ZU ERLEDIGEN ->
(1) Ersetze in den Datensätzen von der ersten Zeile bis zur Zeile mit „at-sign-icon <box>999 476 1016 493</box>“ das Wort „Container“ durch „Wrapper“. Gib diese Zeilen sonst unverändert wieder.
(2) Führe den Artikel über den Hackerangriff auf die Hamburger Senatsverwaltung im Anschluss an seinen letzten Satz fort.

TEXTAUSZUG ->
********************

Wie sicher sind Hamburgs Daten? Senat bestätigt Vorfall, der Lücken im Schutzkonzept offenbart. Der Datenschutzbeauftragte, die Grünen und die Polizei fordern rasches Umdenken.

Hamburg. Es waren jene dubiosen E-Mails, die einen Teil der Rechner der Senatsverwaltung lahmlegten, vor denen Sicherheitsexperten seit Jahren warnen: Hinterlegt seien angeblich wichtige Informationen wie die Änderung des Onlinebanking-Zugangs oder noch profaner, die Telefonrechnung als PDF-Dokument. Der Empfänger müsse nur den mitgelieferten Link öffnen, alles weitere kläre sich von selbst.

Malware-Angriffe (eine Abkürzung für malicious Software – bösartige Software) nennen IT-Experten diese Art von Hackerangriffen. Betroffen sind alle, die den Link, also eine Weiterleitung auf andere Webseiten, entgegen allen Sicherheitsbelehrungen öffnen. Dann nämlich installiert sich automatisch eine Schadsoftware auf dem Computer, die in der Regel wichtige Daten und Passwörter stiehlt.

Im Fall der Senatsverwaltung hieß diese Schadsoftware „Banking Trojaner Cidrex“. Die Software, beziehungsweise ihre Programmierer, haben einen der bislang schwersten Hackerangriffe auf die Hamburger Verwaltung verursacht. 150 „IT-Arbeitsplätze“ waren Anfang dieses Jahres von dem Angriff betroffen, das steht in der Senatswort auf eine Kleine Anfrage des Grünen-Bürgerschaftsabgeordneten Farid Müller.

********************

QUELLDATENSÄTZE ->

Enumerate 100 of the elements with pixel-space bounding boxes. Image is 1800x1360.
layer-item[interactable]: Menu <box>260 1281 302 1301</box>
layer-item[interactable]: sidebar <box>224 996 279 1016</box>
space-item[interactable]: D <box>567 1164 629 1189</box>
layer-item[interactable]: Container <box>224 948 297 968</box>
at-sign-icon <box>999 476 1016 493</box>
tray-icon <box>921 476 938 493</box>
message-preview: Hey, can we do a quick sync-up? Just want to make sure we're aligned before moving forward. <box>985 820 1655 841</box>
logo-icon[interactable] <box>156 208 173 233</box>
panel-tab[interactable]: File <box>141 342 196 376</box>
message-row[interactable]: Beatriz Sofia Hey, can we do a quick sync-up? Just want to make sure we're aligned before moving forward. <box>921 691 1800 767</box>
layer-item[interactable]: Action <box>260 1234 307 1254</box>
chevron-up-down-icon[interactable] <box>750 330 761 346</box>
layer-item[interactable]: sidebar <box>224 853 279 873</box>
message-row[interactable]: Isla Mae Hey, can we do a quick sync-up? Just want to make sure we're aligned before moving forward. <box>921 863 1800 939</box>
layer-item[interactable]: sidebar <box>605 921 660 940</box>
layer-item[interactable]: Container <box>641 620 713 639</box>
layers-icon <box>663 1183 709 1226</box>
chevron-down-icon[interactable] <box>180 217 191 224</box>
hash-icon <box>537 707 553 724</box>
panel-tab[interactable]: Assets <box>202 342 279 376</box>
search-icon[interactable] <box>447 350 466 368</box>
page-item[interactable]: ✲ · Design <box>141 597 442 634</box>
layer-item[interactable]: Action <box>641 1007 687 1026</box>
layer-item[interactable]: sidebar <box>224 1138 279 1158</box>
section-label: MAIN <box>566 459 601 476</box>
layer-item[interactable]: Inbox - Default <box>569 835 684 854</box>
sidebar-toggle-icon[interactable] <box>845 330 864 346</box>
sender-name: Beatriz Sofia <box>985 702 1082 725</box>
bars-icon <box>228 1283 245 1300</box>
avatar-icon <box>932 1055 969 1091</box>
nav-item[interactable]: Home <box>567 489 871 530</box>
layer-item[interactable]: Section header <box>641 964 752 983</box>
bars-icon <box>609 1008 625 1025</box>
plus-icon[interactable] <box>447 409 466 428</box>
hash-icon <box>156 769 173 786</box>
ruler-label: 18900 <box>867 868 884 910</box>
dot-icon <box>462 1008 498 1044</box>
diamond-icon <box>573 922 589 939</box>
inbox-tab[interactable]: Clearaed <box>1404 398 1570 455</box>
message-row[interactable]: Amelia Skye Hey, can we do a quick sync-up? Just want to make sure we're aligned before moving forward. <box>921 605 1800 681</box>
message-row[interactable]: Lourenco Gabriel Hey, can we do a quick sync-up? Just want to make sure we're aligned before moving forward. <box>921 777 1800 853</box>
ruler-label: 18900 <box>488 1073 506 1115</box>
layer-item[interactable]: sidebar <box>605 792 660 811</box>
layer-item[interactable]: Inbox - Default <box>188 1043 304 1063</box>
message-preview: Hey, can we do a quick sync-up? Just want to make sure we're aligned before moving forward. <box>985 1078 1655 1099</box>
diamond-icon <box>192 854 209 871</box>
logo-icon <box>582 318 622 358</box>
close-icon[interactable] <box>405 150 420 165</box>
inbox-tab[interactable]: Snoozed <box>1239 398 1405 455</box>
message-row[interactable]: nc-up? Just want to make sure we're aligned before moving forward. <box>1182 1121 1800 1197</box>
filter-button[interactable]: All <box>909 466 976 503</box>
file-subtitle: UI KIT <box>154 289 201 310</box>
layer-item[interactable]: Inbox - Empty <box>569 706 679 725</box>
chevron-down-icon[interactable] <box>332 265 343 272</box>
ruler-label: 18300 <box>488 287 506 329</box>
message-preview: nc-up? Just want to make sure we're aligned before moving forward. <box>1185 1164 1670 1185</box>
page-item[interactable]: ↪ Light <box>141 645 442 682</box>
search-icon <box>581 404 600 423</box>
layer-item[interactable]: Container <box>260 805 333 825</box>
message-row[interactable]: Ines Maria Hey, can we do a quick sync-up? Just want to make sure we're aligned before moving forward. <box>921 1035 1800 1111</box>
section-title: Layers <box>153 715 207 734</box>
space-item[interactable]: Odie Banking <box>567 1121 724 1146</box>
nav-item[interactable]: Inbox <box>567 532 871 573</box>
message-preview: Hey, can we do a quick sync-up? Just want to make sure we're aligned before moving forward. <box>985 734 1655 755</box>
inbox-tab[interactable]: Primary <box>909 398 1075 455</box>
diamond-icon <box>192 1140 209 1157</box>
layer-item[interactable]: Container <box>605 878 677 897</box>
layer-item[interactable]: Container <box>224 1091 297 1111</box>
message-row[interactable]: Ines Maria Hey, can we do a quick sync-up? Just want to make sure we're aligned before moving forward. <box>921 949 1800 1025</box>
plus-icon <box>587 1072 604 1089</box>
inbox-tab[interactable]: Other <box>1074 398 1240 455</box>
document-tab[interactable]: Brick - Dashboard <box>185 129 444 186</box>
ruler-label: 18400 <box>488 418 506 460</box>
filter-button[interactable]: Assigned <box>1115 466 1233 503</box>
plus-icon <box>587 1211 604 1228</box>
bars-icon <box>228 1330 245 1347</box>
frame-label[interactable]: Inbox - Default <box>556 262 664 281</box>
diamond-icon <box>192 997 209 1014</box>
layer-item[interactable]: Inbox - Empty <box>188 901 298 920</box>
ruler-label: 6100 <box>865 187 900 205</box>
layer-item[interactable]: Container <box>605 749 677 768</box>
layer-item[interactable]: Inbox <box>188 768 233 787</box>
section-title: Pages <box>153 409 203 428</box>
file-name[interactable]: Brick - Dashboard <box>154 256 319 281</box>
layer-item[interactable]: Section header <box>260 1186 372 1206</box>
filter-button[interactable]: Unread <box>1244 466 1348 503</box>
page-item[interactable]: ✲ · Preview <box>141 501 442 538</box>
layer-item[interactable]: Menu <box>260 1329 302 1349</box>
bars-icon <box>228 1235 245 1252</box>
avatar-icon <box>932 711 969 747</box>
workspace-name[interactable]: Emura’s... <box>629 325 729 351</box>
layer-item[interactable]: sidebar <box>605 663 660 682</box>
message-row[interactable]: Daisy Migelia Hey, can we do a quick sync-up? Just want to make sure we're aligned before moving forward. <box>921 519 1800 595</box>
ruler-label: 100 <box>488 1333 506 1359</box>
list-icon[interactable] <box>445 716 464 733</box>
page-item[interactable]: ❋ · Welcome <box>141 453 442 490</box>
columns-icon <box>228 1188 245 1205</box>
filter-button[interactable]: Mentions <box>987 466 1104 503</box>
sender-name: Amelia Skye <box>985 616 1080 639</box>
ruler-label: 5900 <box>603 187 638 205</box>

********************

GELÖSTE AUFGABEN ->
(1)
Enumerate 100 of the elements with pixel-space bounding boxes. Image is 1800x1360.
layer-item[interactable]: Menu <box>260 1281 302 1301</box>
layer-item[interactable]: sidebar <box>224 996 279 1016</box>
space-item[interactable]: D <box>567 1164 629 1189</box>
layer-item[interactable]: Wrapper <box>224 948 297 968</box>
at-sign-icon <box>999 476 1016 493</box>

(2)
Müller, Vorsitzender des Ausschusses für Justiz, Datenschutz und Gleichstellung, sagt: „Der Hackerangriff war so schwer, dass die Senatsverwaltung diese Rechner für fünf Tage vom Netz nehmen musste, ehe sie wieder einsatzfähig waren.“ Und kritisiert: „Bis heute will der SPD-Senat nicht dafür sorgen, dass der datensensible Mailverkehr in den Behörden von Anfang bis Ende verschlüsselt wird. Für Hacker ist weiter ‚Tag der offenen Tür‘ in der internen Senatskommunikation und im Datenverkehr mit Bürgern und Unternehmen. Daher habe ich heute eine unverzügliche Sondersitzung des Datenschutzausschusses der Hamburger Bürgerschaft beantragt.“

Infiziert wurden die 150 Rechner im Zeitraum vom 8. bis zum 22. Januar, heißt es in der Antwort des Senats. Und: Die Schadsoftware sei dabei „nicht speziell auf IT-Anwendungen der öffentlichen Verwaltung gerichtet“ gewesen. Vielmehr sei die Aktivierung der Schadsoftware „über einen sogenannten Link in der E-Mail oder durch das Öffnen eines E-Mail-Anhangs“ erfolgt.

Im Klartext heißt das: Ohne das Mitwirken derjenigen Senatsmitarbeiter, die diese Spam-Mails beziehungsweise die in ihnen enthaltenen Links leichtfertig auf ihren Dienstcomputern öffneten, wäre der Hackerangriff ins Leere gelaufen. So aber müssen Angestellte und Bedienstete mindestens 150-mal E-Mails mit entsprechenden Links Anfang 2014 geöffnet haben.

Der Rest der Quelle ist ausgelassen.